[Records from a dataset]
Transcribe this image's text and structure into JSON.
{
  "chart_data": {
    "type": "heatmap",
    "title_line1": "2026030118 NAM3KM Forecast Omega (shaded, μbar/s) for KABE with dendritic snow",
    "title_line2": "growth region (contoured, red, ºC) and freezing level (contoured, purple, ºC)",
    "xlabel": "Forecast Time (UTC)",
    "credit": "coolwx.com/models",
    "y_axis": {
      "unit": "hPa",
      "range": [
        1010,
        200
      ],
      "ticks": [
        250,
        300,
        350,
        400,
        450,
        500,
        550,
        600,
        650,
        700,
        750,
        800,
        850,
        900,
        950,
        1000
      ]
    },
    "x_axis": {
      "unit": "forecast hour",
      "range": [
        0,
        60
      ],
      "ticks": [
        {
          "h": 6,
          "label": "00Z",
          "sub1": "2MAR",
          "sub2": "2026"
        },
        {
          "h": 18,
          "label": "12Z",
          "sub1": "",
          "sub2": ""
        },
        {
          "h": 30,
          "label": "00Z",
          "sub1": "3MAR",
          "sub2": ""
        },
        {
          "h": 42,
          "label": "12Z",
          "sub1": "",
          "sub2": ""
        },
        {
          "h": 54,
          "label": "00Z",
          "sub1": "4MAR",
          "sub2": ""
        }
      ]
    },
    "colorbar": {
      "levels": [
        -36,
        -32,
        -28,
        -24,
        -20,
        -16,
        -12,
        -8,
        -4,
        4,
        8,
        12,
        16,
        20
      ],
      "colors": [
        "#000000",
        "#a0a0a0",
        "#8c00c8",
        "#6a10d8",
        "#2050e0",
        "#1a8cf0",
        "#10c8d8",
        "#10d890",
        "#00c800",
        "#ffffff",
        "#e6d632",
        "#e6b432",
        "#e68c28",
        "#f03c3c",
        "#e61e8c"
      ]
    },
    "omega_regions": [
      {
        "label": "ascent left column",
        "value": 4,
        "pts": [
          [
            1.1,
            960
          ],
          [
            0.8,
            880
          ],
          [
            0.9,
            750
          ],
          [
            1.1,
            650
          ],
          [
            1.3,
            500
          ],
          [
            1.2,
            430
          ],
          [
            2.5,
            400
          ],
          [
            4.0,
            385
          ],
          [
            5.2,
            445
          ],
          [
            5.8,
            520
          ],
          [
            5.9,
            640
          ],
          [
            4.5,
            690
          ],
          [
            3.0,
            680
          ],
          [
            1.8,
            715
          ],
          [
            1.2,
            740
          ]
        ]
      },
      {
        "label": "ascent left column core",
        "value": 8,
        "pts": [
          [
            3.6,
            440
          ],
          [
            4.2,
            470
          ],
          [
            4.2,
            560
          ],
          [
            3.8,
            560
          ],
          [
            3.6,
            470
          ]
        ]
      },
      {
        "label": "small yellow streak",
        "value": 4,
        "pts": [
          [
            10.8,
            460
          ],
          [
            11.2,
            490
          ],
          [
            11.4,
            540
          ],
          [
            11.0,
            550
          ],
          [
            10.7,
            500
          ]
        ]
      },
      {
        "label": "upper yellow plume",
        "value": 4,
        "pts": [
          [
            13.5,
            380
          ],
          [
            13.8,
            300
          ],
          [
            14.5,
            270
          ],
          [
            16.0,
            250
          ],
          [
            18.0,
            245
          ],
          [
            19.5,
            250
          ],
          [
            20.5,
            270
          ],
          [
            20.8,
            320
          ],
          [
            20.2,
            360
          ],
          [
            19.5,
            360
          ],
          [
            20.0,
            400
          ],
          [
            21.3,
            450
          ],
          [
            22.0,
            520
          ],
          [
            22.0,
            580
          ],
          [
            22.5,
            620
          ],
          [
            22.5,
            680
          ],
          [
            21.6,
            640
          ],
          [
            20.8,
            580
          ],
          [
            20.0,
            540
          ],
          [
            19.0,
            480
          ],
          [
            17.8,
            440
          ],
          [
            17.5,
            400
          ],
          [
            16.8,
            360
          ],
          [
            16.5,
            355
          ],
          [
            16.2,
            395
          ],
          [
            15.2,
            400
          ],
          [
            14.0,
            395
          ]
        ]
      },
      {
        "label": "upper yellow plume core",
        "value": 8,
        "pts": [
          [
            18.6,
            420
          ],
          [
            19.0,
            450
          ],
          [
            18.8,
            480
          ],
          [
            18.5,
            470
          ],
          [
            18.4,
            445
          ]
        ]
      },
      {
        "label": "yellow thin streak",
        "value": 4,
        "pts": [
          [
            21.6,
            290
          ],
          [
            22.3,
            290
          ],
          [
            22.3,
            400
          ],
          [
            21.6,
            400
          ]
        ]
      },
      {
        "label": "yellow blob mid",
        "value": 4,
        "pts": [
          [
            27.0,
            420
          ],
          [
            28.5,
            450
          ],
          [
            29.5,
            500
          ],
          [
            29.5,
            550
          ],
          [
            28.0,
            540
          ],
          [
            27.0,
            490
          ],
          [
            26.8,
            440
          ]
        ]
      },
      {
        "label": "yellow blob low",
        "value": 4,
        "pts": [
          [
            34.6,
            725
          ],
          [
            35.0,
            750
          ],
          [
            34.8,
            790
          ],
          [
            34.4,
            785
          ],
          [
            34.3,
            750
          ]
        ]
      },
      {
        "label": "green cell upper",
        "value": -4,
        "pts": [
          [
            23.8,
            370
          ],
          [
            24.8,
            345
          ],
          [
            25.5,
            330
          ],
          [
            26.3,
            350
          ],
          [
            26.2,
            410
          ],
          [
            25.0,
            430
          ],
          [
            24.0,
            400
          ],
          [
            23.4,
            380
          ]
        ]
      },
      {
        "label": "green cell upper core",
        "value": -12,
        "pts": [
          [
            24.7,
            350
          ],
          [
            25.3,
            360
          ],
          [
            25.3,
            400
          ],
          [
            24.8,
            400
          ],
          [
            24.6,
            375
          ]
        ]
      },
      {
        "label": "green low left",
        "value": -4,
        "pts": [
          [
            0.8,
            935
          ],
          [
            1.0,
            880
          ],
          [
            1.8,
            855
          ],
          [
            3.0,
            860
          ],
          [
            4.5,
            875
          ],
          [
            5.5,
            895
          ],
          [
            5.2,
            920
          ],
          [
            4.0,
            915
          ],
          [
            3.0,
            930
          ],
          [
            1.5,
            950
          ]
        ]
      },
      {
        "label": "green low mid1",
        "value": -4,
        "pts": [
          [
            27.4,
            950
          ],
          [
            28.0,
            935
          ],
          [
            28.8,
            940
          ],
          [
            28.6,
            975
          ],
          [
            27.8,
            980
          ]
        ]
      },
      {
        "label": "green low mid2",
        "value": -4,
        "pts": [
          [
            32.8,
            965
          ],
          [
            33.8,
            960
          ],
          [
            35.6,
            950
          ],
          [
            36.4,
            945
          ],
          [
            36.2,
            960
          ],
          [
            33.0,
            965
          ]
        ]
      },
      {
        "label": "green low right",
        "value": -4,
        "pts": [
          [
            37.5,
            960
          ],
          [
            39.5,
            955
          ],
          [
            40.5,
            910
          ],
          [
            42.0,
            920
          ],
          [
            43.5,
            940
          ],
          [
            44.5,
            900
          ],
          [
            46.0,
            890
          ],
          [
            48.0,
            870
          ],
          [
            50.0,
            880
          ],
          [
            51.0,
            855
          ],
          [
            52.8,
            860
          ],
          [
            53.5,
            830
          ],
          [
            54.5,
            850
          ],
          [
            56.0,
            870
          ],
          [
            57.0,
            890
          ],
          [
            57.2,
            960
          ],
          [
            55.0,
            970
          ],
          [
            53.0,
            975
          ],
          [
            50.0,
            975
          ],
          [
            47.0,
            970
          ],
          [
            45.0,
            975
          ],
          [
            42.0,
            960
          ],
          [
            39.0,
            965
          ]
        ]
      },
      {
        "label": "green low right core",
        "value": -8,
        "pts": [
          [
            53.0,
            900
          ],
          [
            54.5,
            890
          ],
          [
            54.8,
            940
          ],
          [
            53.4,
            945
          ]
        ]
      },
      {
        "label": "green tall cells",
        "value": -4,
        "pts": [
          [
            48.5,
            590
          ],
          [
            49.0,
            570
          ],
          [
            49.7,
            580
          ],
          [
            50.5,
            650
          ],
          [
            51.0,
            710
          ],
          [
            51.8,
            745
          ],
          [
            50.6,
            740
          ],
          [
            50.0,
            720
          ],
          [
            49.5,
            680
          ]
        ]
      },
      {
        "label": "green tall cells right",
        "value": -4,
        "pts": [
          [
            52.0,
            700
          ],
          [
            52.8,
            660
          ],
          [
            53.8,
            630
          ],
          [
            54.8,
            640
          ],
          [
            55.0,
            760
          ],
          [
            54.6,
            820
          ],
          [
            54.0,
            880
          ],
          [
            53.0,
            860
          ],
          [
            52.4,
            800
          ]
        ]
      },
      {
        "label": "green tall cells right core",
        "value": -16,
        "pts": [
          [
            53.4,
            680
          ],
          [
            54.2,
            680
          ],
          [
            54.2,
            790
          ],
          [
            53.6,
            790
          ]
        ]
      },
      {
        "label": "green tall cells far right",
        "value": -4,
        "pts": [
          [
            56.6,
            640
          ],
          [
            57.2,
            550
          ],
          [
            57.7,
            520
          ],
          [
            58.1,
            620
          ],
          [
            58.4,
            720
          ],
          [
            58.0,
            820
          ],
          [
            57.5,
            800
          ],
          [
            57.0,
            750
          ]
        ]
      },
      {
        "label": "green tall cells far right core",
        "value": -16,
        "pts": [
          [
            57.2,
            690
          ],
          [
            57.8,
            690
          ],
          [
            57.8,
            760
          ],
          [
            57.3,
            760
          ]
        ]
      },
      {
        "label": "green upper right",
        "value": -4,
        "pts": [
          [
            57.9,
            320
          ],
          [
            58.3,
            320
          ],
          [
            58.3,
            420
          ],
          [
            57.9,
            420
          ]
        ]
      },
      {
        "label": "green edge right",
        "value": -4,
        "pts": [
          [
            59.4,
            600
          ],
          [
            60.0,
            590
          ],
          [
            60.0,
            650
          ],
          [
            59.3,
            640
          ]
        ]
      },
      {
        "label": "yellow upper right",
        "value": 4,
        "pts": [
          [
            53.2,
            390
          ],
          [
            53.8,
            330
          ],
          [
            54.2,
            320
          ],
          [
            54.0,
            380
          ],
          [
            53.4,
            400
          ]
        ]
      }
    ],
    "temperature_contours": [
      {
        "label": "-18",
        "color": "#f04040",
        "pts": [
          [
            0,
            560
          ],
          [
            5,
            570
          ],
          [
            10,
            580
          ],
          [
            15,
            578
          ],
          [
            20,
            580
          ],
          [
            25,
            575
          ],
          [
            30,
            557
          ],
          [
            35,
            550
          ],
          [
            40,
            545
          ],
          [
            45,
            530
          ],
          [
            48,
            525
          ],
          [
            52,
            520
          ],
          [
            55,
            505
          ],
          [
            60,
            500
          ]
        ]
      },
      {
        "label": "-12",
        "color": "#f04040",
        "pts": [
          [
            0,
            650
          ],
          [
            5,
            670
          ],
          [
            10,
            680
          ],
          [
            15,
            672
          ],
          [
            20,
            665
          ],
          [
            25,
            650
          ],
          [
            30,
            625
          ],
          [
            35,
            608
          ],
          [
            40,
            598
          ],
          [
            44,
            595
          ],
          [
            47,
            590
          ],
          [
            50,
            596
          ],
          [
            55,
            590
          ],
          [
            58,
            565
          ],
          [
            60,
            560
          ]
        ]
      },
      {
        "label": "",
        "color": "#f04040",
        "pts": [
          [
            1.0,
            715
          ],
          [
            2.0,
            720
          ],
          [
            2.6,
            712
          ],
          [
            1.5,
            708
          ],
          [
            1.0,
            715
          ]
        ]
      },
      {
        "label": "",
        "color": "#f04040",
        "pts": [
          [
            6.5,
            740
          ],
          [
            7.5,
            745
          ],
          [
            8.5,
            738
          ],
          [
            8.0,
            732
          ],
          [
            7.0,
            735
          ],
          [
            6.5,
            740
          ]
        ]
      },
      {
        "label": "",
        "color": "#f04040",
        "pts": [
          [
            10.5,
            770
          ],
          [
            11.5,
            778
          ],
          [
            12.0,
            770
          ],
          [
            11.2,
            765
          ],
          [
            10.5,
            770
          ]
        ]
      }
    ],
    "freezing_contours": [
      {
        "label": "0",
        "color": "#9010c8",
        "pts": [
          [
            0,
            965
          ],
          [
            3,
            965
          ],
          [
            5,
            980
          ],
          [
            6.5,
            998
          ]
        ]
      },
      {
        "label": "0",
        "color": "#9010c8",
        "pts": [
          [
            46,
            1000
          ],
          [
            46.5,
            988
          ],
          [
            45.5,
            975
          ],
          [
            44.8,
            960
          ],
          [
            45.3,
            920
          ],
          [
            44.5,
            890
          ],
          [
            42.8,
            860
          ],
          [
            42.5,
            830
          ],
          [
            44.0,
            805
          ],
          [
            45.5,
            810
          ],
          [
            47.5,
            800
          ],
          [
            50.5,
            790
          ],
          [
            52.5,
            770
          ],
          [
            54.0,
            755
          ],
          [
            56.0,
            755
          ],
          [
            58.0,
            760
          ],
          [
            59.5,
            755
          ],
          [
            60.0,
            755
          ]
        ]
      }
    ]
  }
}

▶ _Your objective_: Where a line above holds the string "plume", copy that line.

▶ _Response area_:
        "label": "upper yellow plume",
        "label": "upper yellow plume core",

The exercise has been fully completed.